Set problem: Select each line where the word "Surface" appears.

************

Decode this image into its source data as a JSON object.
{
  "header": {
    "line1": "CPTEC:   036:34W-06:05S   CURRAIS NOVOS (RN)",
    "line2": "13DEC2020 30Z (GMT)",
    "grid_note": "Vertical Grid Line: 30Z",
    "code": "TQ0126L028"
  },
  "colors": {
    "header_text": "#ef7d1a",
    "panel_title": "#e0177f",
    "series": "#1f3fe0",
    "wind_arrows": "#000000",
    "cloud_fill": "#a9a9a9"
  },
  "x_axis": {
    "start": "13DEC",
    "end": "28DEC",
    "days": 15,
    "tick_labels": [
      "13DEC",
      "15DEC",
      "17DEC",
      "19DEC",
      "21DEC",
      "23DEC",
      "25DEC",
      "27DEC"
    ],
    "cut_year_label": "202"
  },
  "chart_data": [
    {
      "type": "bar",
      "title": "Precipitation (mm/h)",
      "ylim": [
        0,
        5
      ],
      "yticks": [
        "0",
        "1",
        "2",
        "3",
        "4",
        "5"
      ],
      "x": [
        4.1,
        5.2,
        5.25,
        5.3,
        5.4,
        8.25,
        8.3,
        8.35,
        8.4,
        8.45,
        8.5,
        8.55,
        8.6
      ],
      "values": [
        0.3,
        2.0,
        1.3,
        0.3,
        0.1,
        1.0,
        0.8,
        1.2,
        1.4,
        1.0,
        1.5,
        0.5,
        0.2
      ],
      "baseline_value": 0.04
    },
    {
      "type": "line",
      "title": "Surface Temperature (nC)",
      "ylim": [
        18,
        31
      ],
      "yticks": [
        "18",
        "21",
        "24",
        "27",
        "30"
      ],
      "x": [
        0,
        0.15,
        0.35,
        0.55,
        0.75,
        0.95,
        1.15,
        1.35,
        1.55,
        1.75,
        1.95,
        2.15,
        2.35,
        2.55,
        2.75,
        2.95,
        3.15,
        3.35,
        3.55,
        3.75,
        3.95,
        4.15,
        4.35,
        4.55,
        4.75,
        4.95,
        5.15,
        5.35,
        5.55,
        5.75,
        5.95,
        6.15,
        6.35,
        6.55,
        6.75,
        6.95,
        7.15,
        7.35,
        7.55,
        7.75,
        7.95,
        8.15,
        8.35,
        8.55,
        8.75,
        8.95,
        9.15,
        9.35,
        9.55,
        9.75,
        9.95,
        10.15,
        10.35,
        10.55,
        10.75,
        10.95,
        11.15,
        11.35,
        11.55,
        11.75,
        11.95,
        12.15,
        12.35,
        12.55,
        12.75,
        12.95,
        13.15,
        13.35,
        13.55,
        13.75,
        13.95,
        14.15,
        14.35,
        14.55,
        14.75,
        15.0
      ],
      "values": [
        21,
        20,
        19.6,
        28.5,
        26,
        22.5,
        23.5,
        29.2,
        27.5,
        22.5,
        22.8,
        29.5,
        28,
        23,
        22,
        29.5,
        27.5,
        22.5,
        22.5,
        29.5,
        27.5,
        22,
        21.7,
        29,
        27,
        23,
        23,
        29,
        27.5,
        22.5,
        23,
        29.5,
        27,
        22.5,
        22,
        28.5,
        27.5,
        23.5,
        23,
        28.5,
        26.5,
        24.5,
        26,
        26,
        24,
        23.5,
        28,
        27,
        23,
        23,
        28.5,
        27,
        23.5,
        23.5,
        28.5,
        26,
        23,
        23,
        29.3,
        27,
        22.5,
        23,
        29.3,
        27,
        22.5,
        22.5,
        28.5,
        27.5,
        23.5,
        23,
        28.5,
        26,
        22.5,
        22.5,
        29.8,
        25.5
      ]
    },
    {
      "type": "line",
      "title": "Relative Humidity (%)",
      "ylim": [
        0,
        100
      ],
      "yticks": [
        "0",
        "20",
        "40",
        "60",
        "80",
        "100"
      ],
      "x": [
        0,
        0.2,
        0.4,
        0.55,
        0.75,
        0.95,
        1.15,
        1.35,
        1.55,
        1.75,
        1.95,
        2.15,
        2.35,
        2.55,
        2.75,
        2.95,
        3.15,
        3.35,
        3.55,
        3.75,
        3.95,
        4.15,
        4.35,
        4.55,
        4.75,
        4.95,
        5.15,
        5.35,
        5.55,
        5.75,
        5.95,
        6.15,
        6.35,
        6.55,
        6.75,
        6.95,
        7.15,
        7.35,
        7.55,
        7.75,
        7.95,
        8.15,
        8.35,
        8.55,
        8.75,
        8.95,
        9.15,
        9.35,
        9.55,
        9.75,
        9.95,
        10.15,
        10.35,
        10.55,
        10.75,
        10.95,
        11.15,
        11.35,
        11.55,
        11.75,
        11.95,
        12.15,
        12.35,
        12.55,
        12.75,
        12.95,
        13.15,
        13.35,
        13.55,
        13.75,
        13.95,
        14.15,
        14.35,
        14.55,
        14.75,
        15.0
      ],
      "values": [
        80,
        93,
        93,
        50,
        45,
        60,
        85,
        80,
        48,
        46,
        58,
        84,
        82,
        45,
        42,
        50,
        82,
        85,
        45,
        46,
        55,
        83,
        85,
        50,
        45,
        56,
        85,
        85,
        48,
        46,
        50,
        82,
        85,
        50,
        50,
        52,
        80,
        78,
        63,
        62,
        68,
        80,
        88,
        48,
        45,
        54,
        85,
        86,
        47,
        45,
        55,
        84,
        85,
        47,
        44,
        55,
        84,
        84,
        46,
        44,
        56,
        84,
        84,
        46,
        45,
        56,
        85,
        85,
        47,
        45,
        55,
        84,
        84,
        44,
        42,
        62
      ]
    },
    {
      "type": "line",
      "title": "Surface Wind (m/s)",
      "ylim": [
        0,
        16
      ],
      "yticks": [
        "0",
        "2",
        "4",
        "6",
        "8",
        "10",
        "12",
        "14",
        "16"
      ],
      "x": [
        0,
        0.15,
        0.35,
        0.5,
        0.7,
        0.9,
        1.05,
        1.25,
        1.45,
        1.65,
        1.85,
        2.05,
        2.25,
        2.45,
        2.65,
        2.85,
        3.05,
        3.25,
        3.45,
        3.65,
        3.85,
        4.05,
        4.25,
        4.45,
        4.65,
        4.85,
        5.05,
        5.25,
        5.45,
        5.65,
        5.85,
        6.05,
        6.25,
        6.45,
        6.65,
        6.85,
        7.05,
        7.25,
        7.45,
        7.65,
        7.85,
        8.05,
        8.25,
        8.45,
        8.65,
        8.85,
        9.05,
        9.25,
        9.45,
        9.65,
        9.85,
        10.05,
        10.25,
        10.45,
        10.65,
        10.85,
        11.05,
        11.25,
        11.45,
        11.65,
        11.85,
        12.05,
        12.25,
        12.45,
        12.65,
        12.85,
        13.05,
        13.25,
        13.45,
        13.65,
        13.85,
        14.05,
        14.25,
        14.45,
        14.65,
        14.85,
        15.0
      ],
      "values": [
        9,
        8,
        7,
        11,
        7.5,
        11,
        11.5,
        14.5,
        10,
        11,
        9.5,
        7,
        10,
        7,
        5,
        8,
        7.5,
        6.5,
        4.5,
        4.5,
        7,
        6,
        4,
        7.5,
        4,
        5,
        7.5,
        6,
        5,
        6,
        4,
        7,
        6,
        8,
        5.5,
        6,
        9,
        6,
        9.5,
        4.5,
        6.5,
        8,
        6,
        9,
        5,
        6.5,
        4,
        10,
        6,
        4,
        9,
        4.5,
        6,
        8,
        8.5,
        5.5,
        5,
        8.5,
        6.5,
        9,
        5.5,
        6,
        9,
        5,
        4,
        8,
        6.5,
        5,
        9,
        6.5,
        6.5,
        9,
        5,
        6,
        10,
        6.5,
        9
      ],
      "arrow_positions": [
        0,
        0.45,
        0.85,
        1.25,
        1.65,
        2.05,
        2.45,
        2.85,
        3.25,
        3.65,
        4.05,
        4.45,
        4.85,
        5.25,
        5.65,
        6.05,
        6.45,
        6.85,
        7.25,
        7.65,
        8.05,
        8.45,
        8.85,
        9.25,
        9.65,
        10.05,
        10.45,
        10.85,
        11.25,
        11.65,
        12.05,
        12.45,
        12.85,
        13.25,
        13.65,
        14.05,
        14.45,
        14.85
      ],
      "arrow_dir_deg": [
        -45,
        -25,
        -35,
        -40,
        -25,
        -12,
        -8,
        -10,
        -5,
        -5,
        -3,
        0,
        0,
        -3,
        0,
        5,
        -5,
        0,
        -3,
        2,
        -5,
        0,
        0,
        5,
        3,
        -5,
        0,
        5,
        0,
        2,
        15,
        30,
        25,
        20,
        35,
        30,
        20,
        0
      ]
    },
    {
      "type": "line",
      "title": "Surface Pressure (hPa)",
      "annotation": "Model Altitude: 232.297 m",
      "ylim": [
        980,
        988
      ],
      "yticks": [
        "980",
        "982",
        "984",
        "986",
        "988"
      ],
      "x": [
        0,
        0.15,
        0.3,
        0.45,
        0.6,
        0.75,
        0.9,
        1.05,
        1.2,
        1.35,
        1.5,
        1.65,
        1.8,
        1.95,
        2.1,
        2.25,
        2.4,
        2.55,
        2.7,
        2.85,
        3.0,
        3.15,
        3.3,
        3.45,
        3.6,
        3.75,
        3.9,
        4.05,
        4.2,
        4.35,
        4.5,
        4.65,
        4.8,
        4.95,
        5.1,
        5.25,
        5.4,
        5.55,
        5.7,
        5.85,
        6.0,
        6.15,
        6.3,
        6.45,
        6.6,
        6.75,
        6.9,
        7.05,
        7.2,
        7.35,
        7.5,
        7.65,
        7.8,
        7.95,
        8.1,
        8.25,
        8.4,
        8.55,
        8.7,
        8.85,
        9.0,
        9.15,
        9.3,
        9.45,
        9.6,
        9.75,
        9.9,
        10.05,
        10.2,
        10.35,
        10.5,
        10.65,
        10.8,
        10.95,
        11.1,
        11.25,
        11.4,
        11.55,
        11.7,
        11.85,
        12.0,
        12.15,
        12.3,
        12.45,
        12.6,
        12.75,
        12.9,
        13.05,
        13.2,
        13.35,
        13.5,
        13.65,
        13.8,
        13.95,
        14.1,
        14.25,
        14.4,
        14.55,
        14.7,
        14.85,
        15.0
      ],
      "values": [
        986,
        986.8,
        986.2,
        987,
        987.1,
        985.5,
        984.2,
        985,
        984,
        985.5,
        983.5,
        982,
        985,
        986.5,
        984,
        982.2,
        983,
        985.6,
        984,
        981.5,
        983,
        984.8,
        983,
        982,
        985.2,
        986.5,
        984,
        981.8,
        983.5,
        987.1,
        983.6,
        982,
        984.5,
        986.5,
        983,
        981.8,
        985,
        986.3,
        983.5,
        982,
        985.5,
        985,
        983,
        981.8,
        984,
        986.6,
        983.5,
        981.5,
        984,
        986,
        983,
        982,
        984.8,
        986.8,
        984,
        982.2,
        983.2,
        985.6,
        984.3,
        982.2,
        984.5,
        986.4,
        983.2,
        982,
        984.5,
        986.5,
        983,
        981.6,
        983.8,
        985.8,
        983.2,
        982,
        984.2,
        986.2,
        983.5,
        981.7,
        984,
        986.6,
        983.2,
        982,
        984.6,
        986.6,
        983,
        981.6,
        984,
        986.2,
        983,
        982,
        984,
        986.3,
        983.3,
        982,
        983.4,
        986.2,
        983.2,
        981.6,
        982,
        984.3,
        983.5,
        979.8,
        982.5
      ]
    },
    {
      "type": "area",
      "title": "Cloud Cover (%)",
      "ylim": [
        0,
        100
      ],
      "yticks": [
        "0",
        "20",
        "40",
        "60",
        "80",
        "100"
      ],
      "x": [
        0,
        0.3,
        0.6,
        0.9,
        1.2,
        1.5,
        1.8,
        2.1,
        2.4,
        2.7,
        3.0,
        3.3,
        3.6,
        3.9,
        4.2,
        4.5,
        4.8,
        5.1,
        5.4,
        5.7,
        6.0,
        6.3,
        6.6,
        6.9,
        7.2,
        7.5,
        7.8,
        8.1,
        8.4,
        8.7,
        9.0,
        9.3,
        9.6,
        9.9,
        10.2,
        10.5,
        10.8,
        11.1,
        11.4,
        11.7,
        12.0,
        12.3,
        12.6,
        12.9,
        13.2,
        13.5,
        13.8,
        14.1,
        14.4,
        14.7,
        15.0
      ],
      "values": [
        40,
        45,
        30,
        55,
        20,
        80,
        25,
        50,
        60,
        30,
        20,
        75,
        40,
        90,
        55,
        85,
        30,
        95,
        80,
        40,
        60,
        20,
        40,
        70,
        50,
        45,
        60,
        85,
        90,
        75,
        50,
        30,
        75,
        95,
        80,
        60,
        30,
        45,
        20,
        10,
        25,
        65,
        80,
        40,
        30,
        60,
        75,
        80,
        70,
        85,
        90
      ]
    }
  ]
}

************

Task result:
      "title": "Surface Temperature (nC)",
      "title": "Surface Wind (m/s)",
      "title": "Surface Pressure (hPa)",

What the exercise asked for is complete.